▸ **Items**:
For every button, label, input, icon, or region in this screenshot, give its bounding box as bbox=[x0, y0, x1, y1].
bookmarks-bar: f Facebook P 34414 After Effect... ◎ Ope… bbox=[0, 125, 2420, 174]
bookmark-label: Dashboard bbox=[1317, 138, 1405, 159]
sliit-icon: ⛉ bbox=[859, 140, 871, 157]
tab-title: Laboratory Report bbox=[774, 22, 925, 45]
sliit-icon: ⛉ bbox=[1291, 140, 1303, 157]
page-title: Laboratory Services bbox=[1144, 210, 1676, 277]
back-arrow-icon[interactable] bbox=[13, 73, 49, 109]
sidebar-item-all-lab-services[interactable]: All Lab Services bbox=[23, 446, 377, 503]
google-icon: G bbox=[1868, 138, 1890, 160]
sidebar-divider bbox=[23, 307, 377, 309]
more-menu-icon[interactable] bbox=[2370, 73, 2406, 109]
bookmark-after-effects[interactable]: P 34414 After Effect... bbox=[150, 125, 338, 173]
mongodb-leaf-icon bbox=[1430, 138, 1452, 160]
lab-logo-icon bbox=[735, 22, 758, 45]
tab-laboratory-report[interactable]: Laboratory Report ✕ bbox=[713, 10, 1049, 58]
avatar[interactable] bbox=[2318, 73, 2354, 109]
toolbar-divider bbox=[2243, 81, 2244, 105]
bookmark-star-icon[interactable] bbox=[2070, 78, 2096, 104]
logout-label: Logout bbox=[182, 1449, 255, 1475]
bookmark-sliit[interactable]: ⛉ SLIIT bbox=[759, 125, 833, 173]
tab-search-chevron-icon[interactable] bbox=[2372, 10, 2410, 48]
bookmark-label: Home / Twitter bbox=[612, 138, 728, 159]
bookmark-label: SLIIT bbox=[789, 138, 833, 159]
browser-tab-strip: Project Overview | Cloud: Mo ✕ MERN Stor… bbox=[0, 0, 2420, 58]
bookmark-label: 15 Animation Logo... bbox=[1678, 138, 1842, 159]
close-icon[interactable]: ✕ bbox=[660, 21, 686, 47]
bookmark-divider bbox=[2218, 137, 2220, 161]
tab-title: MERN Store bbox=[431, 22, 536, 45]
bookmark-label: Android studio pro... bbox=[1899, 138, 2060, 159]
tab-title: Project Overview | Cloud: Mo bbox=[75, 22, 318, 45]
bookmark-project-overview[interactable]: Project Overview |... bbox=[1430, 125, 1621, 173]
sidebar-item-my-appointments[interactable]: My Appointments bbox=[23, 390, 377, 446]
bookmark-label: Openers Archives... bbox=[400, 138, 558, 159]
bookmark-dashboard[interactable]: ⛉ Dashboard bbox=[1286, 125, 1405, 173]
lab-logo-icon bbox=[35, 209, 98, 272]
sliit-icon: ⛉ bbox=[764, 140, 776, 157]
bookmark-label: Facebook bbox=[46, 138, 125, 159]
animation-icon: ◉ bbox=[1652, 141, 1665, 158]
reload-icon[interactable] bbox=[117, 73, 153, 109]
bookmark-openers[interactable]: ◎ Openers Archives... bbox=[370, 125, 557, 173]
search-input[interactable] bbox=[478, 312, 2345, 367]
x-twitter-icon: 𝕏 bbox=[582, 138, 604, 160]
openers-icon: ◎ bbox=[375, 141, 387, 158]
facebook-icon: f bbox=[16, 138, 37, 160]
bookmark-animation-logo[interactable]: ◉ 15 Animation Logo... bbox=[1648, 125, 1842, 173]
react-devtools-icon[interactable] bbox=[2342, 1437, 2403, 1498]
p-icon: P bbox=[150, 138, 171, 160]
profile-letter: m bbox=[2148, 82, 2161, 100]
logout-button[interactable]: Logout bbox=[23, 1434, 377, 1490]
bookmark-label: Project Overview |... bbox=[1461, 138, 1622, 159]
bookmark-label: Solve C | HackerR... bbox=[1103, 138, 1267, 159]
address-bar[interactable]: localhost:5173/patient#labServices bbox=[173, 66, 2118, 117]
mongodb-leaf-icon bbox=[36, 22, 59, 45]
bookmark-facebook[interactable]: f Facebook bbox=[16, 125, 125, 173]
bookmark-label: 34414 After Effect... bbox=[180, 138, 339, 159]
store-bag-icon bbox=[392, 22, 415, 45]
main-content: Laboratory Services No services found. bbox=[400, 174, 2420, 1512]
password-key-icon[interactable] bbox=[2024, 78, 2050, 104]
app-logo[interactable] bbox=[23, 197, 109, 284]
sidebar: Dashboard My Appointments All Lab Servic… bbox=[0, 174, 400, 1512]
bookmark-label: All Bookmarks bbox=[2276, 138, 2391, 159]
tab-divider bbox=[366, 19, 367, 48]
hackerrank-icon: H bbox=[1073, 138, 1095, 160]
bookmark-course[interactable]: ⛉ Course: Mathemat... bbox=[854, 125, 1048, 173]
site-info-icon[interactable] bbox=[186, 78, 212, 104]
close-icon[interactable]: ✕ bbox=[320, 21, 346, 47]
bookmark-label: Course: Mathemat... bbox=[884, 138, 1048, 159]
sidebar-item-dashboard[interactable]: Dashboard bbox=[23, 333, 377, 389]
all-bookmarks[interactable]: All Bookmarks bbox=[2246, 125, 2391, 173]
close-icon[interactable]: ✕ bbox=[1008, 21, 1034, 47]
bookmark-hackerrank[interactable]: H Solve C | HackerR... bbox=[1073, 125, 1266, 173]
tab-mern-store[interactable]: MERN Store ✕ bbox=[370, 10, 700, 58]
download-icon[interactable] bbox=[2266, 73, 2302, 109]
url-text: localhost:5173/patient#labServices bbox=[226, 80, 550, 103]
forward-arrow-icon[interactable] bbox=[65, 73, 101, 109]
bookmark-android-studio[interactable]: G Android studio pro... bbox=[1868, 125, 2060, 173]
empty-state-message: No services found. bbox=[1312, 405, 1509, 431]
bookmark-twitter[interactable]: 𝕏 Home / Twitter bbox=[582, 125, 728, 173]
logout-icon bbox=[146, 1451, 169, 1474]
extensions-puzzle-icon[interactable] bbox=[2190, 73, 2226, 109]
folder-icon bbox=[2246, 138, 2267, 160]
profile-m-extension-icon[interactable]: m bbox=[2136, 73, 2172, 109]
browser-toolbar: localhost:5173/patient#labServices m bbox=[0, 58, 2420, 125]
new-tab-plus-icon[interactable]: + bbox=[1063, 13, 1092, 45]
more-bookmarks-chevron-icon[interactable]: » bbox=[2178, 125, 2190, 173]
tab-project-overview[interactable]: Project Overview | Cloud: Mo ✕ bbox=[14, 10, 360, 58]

▸ **What is being asked**: Reproduce every line of the records above verbatim, from the first to the last.

▸ **Task output**:
For every button, label, input, icon, or region in this screenshot, give its bounding box as bbox=[x0, y0, x1, y1].
bookmarks-bar: f Facebook P 34414 After Effect... ◎ Ope… bbox=[0, 125, 2420, 174]
bookmark-label: Dashboard bbox=[1317, 138, 1405, 159]
sliit-icon: ⛉ bbox=[859, 140, 871, 157]
tab-title: Laboratory Report bbox=[774, 22, 925, 45]
sliit-icon: ⛉ bbox=[1291, 140, 1303, 157]
page-title: Laboratory Services bbox=[1144, 210, 1676, 277]
back-arrow-icon[interactable] bbox=[13, 73, 49, 109]
sidebar-item-all-lab-services[interactable]: All Lab Services bbox=[23, 446, 377, 503]
google-icon: G bbox=[1868, 138, 1890, 160]
sidebar-divider bbox=[23, 307, 377, 309]
more-menu-icon[interactable] bbox=[2370, 73, 2406, 109]
bookmark-after-effects[interactable]: P 34414 After Effect... bbox=[150, 125, 338, 173]
mongodb-leaf-icon bbox=[1430, 138, 1452, 160]
lab-logo-icon bbox=[735, 22, 758, 45]
tab-laboratory-report[interactable]: Laboratory Report ✕ bbox=[713, 10, 1049, 58]
avatar[interactable] bbox=[2318, 73, 2354, 109]
toolbar-divider bbox=[2243, 81, 2244, 105]
bookmark-star-icon[interactable] bbox=[2070, 78, 2096, 104]
logout-label: Logout bbox=[182, 1449, 255, 1475]
bookmark-sliit[interactable]: ⛉ SLIIT bbox=[759, 125, 833, 173]
tab-search-chevron-icon[interactable] bbox=[2372, 10, 2410, 48]
bookmark-label: Home / Twitter bbox=[612, 138, 728, 159]
bookmark-label: SLIIT bbox=[789, 138, 833, 159]
browser-tab-strip: Project Overview | Cloud: Mo ✕ MERN Stor… bbox=[0, 0, 2420, 58]
bookmark-label: 15 Animation Logo... bbox=[1678, 138, 1842, 159]
close-icon[interactable]: ✕ bbox=[660, 21, 686, 47]
bookmark-divider bbox=[2218, 137, 2220, 161]
tab-title: MERN Store bbox=[431, 22, 536, 45]
bookmark-label: Android studio pro... bbox=[1899, 138, 2060, 159]
tab-title: Project Overview | Cloud: Mo bbox=[75, 22, 318, 45]
bookmark-project-overview[interactable]: Project Overview |... bbox=[1430, 125, 1621, 173]
sidebar-item-my-appointments[interactable]: My Appointments bbox=[23, 390, 377, 446]
bookmark-label: Openers Archives... bbox=[400, 138, 558, 159]
bookmark-dashboard[interactable]: ⛉ Dashboard bbox=[1286, 125, 1405, 173]
lab-logo-icon bbox=[35, 209, 98, 272]
sliit-icon: ⛉ bbox=[764, 140, 776, 157]
bookmark-label: Facebook bbox=[46, 138, 125, 159]
animation-icon: ◉ bbox=[1652, 141, 1665, 158]
reload-icon[interactable] bbox=[117, 73, 153, 109]
bookmark-openers[interactable]: ◎ Openers Archives... bbox=[370, 125, 557, 173]
search-input[interactable] bbox=[478, 312, 2345, 367]
x-twitter-icon: 𝕏 bbox=[582, 138, 604, 160]
openers-icon: ◎ bbox=[375, 141, 387, 158]
facebook-icon: f bbox=[16, 138, 37, 160]
bookmark-animation-logo[interactable]: ◉ 15 Animation Logo... bbox=[1648, 125, 1842, 173]
react-devtools-icon[interactable] bbox=[2342, 1437, 2403, 1498]
p-icon: P bbox=[150, 138, 171, 160]
profile-letter: m bbox=[2148, 82, 2161, 100]
logout-button[interactable]: Logout bbox=[23, 1434, 377, 1490]
bookmark-label: Project Overview |... bbox=[1461, 138, 1622, 159]
bookmark-label: Solve C | HackerR... bbox=[1103, 138, 1267, 159]
address-bar[interactable]: localhost:5173/patient#labServices bbox=[173, 66, 2118, 117]
mongodb-leaf-icon bbox=[36, 22, 59, 45]
bookmark-facebook[interactable]: f Facebook bbox=[16, 125, 125, 173]
bookmark-label: 34414 After Effect... bbox=[180, 138, 339, 159]
store-bag-icon bbox=[392, 22, 415, 45]
main-content: Laboratory Services No services found. bbox=[400, 174, 2420, 1512]
password-key-icon[interactable] bbox=[2024, 78, 2050, 104]
app-logo[interactable] bbox=[23, 197, 109, 284]
sidebar: Dashboard My Appointments All Lab Servic… bbox=[0, 174, 400, 1512]
bookmark-label: All Bookmarks bbox=[2276, 138, 2391, 159]
tab-divider bbox=[366, 19, 367, 48]
hackerrank-icon: H bbox=[1073, 138, 1095, 160]
bookmark-course[interactable]: ⛉ Course: Mathemat... bbox=[854, 125, 1048, 173]
site-info-icon[interactable] bbox=[186, 78, 212, 104]
close-icon[interactable]: ✕ bbox=[320, 21, 346, 47]
bookmark-label: Course: Mathemat... bbox=[884, 138, 1048, 159]
sidebar-item-dashboard[interactable]: Dashboard bbox=[23, 333, 377, 389]
all-bookmarks[interactable]: All Bookmarks bbox=[2246, 125, 2391, 173]
close-icon[interactable]: ✕ bbox=[1008, 21, 1034, 47]
bookmark-hackerrank[interactable]: H Solve C | HackerR... bbox=[1073, 125, 1266, 173]
tab-mern-store[interactable]: MERN Store ✕ bbox=[370, 10, 700, 58]
download-icon[interactable] bbox=[2266, 73, 2302, 109]
url-text: localhost:5173/patient#labServices bbox=[226, 80, 550, 103]
forward-arrow-icon[interactable] bbox=[65, 73, 101, 109]
bookmark-android-studio[interactable]: G Android studio pro... bbox=[1868, 125, 2060, 173]
empty-state-message: No services found. bbox=[1312, 405, 1509, 431]
bookmark-twitter[interactable]: 𝕏 Home / Twitter bbox=[582, 125, 728, 173]
logout-icon bbox=[146, 1451, 169, 1474]
extensions-puzzle-icon[interactable] bbox=[2190, 73, 2226, 109]
folder-icon bbox=[2246, 138, 2267, 160]
profile-m-extension-icon[interactable]: m bbox=[2136, 73, 2172, 109]
browser-toolbar: localhost:5173/patient#labServices m bbox=[0, 58, 2420, 125]
new-tab-plus-icon[interactable]: + bbox=[1063, 13, 1092, 45]
more-bookmarks-chevron-icon[interactable]: » bbox=[2178, 125, 2190, 173]
tab-project-overview[interactable]: Project Overview | Cloud: Mo ✕ bbox=[14, 10, 360, 58]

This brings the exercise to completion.